»»

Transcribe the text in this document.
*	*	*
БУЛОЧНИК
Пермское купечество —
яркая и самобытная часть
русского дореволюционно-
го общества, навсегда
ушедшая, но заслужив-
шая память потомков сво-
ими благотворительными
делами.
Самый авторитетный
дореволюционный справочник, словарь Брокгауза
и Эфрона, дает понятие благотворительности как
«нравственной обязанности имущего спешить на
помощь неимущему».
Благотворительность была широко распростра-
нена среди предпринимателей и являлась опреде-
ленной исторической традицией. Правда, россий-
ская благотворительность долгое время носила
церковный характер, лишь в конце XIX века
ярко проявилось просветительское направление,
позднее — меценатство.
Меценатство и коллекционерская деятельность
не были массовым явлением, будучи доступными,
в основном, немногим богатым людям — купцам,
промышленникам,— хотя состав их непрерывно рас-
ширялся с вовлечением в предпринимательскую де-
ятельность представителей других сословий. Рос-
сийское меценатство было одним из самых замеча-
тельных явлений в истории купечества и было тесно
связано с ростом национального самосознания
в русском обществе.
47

««

WHAT THIS TASK INVOLVES:
All of the entries should be written out again exactly.

TASK RESPONSE:
Transcribe the text in this document.
*	*	*
БУЛОЧНИК
Пермское купечество —
яркая и самобытная часть
русского дореволюционно-
го общества, навсегда
ушедшая, но заслужив-
шая память потомков сво-
ими благотворительными
делами.
Самый авторитетный
дореволюционный справочник, словарь Брокгауза
и Эфрона, дает понятие благотворительности как
«нравственной обязанности имущего спешить на
помощь неимущему».
Благотворительность была широко распростра-
нена среди предпринимателей и являлась опреде-
ленной исторической традицией. Правда, россий-
ская благотворительность долгое время носила
церковный характер, лишь в конце XIX века
ярко проявилось просветительское направление,
позднее — меценатство.
Меценатство и коллекционерская деятельность
не были массовым явлением, будучи доступными,
в основном, немногим богатым людям — купцам,
промышленникам,— хотя состав их непрерывно рас-
ширялся с вовлечением в предпринимательскую де-
ятельность представителей других сословий. Рос-
сийское меценатство было одним из самых замеча-
тельных явлений в истории купечества и было тесно
связано с ростом национального самосознания
в русском обществе.
47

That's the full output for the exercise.